**Written problem**
Copy the records verbatim from the very first line through the line that contains "alert-circle-icon <box>51 742 83 774</box>", including that line.

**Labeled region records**
%%
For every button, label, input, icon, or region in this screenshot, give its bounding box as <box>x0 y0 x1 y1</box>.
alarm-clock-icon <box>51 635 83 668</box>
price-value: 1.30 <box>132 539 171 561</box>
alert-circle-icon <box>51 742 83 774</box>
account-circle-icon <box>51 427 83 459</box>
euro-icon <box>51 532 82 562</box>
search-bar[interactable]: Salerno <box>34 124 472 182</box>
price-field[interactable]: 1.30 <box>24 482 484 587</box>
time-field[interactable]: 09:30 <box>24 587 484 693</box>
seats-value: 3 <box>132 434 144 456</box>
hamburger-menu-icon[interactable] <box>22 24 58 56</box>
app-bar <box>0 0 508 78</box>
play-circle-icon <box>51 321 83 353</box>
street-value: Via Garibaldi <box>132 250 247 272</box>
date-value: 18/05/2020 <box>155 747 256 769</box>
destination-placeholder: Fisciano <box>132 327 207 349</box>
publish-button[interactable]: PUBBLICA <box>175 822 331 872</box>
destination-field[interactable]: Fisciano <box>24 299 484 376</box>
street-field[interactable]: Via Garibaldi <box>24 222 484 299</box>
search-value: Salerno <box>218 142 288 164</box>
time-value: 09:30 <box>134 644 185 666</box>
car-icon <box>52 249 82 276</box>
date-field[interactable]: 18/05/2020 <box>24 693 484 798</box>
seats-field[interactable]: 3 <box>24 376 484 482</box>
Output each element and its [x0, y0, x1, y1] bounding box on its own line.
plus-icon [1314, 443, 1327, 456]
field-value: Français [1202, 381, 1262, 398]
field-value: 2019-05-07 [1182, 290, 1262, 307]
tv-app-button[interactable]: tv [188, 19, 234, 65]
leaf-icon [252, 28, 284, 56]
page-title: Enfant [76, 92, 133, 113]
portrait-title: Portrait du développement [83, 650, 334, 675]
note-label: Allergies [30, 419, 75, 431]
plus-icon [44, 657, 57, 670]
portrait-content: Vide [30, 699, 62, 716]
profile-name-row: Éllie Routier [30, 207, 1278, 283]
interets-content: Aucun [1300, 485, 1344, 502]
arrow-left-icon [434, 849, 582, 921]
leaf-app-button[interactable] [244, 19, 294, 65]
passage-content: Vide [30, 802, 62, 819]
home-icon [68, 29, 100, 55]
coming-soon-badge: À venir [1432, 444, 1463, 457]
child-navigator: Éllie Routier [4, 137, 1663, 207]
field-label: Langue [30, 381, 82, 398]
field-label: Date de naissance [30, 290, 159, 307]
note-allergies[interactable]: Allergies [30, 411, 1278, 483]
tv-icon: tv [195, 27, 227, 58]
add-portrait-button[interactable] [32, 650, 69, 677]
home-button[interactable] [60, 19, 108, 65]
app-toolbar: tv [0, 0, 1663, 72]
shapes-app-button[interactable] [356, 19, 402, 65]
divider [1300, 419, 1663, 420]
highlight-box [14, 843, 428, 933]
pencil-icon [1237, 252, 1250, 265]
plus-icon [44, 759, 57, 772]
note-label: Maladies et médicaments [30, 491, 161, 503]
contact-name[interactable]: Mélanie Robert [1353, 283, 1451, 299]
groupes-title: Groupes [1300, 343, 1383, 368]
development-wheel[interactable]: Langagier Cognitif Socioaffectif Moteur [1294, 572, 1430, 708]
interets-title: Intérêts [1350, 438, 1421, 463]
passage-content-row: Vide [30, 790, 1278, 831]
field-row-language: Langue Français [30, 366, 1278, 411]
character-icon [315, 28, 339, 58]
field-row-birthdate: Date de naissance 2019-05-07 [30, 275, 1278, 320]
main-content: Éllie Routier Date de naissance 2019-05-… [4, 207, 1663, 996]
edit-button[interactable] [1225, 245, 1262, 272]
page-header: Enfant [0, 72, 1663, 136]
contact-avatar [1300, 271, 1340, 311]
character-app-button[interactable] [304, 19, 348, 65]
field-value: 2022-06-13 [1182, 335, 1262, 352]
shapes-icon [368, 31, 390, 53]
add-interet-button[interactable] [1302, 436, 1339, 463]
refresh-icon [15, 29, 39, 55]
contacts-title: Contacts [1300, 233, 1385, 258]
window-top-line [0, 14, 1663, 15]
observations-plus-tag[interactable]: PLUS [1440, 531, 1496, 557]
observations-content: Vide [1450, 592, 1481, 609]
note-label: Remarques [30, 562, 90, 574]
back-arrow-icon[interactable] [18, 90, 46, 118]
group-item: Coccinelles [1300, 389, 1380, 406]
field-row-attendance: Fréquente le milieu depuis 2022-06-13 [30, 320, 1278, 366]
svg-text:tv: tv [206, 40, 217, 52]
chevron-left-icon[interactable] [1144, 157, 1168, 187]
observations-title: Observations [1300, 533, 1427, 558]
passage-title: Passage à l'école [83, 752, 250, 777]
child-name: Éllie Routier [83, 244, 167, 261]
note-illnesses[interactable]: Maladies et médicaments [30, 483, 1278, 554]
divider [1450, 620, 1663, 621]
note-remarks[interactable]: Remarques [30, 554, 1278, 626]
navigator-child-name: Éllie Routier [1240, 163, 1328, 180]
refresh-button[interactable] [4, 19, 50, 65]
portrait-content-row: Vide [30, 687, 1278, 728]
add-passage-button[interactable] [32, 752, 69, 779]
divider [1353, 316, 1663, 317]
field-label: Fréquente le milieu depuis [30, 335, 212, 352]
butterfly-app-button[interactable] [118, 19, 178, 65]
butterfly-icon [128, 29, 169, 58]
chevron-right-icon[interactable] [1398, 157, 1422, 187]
%%
**The reply**
For every button, label, input, icon, or region in this screenshot, give its bounding box as <box>x0 y0 x1 y1</box>.
alarm-clock-icon <box>51 635 83 668</box>
price-value: 1.30 <box>132 539 171 561</box>
alert-circle-icon <box>51 742 83 774</box>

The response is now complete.